**Written instruction:** Pick out every line holding the string "name" and copy it.

**Supplied information:**
>> begin

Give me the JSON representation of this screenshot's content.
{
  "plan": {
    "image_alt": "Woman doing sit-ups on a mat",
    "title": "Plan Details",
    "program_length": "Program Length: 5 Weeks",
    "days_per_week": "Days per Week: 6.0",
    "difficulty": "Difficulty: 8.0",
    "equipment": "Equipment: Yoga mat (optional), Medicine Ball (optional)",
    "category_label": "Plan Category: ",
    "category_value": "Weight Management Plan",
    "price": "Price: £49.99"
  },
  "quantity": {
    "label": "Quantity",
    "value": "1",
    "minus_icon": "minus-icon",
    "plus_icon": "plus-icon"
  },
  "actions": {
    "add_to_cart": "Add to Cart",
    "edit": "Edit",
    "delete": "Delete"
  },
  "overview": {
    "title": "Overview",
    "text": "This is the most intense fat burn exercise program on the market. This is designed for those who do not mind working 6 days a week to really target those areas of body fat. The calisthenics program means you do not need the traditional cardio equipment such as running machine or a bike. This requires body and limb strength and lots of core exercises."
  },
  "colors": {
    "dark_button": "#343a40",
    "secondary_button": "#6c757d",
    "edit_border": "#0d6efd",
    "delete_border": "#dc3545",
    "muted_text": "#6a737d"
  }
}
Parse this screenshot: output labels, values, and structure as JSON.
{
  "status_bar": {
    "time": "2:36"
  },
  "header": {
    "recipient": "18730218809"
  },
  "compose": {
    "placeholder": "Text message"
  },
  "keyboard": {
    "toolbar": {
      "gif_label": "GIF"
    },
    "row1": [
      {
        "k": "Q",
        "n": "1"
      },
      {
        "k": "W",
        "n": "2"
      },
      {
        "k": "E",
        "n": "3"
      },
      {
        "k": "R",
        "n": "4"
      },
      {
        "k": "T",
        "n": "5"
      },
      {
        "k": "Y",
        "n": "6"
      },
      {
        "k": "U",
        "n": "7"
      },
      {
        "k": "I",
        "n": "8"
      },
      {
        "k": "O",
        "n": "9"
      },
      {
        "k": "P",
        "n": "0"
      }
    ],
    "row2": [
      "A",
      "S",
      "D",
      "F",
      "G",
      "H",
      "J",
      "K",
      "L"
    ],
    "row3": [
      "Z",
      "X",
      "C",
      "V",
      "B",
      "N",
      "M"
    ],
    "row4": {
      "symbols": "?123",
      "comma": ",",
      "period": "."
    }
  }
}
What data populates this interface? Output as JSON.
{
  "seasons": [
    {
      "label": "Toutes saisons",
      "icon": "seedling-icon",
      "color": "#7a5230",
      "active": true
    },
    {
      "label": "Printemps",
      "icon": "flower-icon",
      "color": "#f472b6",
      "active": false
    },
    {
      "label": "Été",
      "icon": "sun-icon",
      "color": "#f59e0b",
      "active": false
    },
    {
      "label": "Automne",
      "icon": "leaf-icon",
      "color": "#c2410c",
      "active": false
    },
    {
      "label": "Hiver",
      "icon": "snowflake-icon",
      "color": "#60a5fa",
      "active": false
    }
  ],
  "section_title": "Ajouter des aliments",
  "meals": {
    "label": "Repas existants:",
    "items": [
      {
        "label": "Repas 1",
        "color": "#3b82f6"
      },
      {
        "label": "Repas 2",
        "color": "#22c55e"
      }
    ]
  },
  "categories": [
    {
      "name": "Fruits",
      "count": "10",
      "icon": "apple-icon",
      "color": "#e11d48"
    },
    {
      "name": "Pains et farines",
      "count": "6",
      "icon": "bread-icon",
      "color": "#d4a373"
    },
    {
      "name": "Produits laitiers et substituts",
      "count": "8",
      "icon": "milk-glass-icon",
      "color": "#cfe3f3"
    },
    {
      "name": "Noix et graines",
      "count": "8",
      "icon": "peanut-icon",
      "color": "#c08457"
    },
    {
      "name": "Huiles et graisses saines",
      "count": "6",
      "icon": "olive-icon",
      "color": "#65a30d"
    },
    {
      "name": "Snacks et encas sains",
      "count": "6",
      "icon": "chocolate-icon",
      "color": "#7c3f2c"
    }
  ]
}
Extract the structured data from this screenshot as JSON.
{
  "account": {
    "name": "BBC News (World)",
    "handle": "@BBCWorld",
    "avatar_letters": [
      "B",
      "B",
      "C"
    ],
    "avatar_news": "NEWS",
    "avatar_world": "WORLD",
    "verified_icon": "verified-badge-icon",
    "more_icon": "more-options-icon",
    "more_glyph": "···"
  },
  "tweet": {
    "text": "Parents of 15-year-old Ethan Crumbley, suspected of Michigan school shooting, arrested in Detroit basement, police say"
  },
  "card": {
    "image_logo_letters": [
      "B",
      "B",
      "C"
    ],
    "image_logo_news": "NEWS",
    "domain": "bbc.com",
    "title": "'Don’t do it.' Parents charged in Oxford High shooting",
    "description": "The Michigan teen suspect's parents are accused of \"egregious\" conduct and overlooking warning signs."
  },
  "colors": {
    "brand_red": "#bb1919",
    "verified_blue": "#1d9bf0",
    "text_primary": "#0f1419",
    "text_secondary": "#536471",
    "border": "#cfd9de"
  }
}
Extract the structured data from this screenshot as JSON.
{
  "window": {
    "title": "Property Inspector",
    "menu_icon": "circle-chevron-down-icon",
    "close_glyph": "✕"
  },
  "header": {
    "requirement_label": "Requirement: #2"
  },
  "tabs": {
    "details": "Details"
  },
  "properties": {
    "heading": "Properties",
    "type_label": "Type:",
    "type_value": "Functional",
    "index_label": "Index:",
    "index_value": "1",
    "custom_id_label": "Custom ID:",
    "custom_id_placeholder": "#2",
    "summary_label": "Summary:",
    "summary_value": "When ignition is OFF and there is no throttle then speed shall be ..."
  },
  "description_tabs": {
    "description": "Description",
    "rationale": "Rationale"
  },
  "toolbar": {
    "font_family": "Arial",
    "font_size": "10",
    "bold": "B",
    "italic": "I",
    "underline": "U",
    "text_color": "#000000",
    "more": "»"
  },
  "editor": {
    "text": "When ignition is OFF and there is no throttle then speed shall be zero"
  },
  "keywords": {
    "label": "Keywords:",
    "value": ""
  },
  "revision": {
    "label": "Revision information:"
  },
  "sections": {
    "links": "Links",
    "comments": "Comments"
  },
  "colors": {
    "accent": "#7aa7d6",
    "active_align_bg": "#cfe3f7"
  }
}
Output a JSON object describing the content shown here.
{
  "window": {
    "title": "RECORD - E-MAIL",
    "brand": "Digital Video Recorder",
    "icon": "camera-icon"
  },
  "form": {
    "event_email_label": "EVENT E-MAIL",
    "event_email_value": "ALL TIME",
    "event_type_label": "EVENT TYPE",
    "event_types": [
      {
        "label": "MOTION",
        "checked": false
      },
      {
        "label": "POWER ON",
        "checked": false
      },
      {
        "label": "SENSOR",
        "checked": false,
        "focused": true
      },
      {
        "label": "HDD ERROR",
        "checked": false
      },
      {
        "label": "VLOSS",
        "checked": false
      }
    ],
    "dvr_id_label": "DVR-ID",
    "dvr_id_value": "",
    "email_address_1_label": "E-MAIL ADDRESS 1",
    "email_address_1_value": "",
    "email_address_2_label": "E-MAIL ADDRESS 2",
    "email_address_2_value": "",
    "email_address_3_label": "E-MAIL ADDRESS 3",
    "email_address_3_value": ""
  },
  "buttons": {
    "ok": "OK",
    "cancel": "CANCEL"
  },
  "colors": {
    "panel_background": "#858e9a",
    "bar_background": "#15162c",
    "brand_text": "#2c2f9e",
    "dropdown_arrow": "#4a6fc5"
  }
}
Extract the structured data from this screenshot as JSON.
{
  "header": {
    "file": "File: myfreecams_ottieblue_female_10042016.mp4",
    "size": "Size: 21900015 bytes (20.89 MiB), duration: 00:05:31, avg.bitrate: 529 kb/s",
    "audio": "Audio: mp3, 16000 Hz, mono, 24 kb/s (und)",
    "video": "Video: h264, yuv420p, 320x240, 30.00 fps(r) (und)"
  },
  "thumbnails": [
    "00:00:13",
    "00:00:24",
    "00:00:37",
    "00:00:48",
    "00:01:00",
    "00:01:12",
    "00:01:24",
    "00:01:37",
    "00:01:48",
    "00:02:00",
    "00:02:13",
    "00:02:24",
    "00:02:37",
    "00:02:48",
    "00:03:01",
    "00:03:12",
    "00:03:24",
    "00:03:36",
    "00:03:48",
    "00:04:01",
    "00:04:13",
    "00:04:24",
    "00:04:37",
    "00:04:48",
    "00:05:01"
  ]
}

>> end

**Solution:**
      "name": "Fruits",
      "name": "Pains et farines",
      "name": "Produits laitiers et substituts",
      "name": "Noix et graines",
      "name": "Huiles et graisses saines",
      "name": "Snacks et encas sains",
    "name": "BBC News (World)",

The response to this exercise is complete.